• [WHAT TO DO] Quote the whole listing word for word, please.

** BEGIN AVAILABLE DATA **

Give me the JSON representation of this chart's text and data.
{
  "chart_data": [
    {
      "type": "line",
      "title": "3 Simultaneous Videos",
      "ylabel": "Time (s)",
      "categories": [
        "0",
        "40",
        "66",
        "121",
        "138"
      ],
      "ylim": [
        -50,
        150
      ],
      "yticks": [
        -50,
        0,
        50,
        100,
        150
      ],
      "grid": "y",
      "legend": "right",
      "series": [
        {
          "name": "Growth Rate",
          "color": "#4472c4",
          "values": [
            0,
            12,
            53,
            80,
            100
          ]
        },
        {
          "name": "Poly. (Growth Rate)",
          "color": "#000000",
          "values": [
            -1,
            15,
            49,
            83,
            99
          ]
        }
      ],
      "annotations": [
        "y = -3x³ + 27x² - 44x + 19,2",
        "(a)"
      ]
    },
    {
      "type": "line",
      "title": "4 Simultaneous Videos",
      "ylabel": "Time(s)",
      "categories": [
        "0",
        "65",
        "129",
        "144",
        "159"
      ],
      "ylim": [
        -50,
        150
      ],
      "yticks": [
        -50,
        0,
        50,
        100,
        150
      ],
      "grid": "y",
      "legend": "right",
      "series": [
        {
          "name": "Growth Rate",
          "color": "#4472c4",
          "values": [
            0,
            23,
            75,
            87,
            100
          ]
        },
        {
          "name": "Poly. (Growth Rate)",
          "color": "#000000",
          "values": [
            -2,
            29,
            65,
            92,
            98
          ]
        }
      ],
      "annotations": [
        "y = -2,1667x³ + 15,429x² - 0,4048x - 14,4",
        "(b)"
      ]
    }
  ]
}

** END AVAILABLE DATA **

• [TASK SOLUTION]
Give me the JSON representation of this chart's text and data.
{
  "chart_data": [
    {
      "type": "line",
      "title": "3 Simultaneous Videos",
      "ylabel": "Time (s)",
      "categories": [
        "0",
        "40",
        "66",
        "121",
        "138"
      ],
      "ylim": [
        -50,
        150
      ],
      "yticks": [
        -50,
        0,
        50,
        100,
        150
      ],
      "grid": "y",
      "legend": "right",
      "series": [
        {
          "name": "Growth Rate",
          "color": "#4472c4",
          "values": [
            0,
            12,
            53,
            80,
            100
          ]
        },
        {
          "name": "Poly. (Growth Rate)",
          "color": "#000000",
          "values": [
            -1,
            15,
            49,
            83,
            99
          ]
        }
      ],
      "annotations": [
        "y = -3x³ + 27x² - 44x + 19,2",
        "(a)"
      ]
    },
    {
      "type": "line",
      "title": "4 Simultaneous Videos",
      "ylabel": "Time(s)",
      "categories": [
        "0",
        "65",
        "129",
        "144",
        "159"
      ],
      "ylim": [
        -50,
        150
      ],
      "yticks": [
        -50,
        0,
        50,
        100,
        150
      ],
      "grid": "y",
      "legend": "right",
      "series": [
        {
          "name": "Growth Rate",
          "color": "#4472c4",
          "values": [
            0,
            23,
            75,
            87,
            100
          ]
        },
        {
          "name": "Poly. (Growth Rate)",
          "color": "#000000",
          "values": [
            -2,
            29,
            65,
            92,
            98
          ]
        }
      ],
      "annotations": [
        "y = -2,1667x³ + 15,429x² - 0,4048x - 14,4",
        "(b)"
      ]
    }
  ]
}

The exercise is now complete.